Written instruction
Gather all lines from the material that contain "subscript".
>>
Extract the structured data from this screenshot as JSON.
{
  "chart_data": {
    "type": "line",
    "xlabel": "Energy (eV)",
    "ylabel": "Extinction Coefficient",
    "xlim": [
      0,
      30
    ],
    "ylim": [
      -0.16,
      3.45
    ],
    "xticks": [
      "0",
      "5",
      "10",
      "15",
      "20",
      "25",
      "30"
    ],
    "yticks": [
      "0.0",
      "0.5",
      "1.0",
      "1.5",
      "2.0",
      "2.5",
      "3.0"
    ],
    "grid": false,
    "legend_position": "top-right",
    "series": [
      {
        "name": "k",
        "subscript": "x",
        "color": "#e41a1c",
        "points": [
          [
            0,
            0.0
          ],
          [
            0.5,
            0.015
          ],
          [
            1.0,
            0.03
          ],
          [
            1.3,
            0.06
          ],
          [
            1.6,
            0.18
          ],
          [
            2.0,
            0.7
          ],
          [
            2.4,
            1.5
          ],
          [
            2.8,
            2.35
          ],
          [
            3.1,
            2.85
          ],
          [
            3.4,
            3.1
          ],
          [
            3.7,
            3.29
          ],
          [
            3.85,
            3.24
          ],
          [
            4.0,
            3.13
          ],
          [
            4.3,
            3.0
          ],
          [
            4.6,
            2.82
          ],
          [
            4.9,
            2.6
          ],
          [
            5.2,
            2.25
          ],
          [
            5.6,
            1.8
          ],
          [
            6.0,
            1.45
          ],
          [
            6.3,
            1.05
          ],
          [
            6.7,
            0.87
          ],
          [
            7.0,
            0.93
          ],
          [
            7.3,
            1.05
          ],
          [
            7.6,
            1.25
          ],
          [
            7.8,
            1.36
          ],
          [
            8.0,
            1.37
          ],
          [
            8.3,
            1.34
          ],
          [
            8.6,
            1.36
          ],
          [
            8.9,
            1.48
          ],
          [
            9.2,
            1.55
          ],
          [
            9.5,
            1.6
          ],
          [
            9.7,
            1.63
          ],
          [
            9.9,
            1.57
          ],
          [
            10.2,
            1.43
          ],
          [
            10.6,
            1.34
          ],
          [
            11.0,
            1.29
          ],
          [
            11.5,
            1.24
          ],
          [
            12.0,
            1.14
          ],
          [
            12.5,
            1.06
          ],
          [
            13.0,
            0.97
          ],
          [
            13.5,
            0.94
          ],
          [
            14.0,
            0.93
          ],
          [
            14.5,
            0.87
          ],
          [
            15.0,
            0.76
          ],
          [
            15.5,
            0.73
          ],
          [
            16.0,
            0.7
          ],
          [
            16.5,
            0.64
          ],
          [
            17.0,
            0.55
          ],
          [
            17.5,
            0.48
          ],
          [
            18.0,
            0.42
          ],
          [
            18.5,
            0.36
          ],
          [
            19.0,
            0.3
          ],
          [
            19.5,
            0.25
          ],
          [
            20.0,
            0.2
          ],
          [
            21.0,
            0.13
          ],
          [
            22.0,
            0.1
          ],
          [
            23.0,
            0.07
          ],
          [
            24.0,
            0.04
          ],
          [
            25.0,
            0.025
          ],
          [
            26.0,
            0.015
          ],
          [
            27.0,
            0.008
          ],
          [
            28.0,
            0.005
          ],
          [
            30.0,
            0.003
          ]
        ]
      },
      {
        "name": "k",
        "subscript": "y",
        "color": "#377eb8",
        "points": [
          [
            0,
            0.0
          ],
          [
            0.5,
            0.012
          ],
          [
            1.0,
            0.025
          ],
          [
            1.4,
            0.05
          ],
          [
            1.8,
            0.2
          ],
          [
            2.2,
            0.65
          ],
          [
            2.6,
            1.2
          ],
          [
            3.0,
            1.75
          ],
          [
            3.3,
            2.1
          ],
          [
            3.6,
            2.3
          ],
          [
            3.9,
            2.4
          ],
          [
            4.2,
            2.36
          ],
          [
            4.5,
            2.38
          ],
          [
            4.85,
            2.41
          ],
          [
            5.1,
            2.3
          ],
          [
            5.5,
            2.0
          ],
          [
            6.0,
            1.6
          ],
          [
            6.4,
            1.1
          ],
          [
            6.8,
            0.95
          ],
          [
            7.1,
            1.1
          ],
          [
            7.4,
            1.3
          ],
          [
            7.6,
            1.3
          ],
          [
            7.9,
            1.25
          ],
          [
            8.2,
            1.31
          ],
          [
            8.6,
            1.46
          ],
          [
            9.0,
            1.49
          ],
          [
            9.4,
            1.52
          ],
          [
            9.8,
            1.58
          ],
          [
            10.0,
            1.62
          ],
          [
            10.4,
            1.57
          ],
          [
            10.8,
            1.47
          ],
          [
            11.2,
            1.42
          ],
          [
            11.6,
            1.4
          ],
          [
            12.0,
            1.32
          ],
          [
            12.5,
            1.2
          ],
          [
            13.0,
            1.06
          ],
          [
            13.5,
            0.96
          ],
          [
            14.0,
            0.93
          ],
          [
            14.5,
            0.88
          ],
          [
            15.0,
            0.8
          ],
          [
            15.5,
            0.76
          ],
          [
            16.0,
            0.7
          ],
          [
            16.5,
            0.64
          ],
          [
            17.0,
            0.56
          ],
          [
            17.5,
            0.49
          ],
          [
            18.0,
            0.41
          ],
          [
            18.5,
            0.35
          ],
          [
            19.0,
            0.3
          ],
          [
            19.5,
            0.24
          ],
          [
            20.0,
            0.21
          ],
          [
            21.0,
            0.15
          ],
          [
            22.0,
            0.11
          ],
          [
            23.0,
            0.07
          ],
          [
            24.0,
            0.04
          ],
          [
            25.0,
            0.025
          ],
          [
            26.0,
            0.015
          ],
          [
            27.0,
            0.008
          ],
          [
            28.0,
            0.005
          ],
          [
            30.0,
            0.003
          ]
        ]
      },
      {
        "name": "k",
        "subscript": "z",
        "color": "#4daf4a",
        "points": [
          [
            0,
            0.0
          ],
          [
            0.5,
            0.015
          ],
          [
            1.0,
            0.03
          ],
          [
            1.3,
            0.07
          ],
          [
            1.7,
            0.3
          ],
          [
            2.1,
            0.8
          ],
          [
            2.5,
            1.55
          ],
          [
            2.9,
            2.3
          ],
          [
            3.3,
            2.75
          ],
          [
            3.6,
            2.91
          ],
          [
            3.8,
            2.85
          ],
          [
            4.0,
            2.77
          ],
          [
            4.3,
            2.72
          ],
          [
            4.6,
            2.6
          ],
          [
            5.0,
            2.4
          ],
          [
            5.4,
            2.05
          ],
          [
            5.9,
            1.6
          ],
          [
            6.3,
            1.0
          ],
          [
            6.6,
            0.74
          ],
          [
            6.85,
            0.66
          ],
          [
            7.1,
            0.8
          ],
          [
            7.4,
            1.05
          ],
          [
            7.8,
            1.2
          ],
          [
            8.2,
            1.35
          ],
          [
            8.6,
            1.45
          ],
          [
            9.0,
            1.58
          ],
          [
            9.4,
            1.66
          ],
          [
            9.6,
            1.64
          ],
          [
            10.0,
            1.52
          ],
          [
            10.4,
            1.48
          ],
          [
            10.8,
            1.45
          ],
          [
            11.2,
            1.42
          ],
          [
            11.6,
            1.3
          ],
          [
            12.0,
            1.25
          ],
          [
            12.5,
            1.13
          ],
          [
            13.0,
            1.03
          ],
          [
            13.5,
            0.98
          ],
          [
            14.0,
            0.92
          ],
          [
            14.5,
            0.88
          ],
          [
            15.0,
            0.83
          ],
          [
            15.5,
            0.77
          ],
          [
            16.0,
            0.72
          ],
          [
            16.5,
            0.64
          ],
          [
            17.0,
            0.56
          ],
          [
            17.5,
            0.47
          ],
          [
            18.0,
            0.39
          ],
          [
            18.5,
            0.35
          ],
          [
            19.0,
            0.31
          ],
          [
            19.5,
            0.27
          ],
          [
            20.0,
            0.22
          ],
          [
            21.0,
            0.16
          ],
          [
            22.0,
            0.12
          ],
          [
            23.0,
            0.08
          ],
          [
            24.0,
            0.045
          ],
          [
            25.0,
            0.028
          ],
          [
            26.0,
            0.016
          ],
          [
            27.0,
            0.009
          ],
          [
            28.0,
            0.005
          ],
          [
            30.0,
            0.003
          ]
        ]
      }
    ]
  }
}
<<
Exercise result
        "subscript": "x",
        "subscript": "y",
        "subscript": "z",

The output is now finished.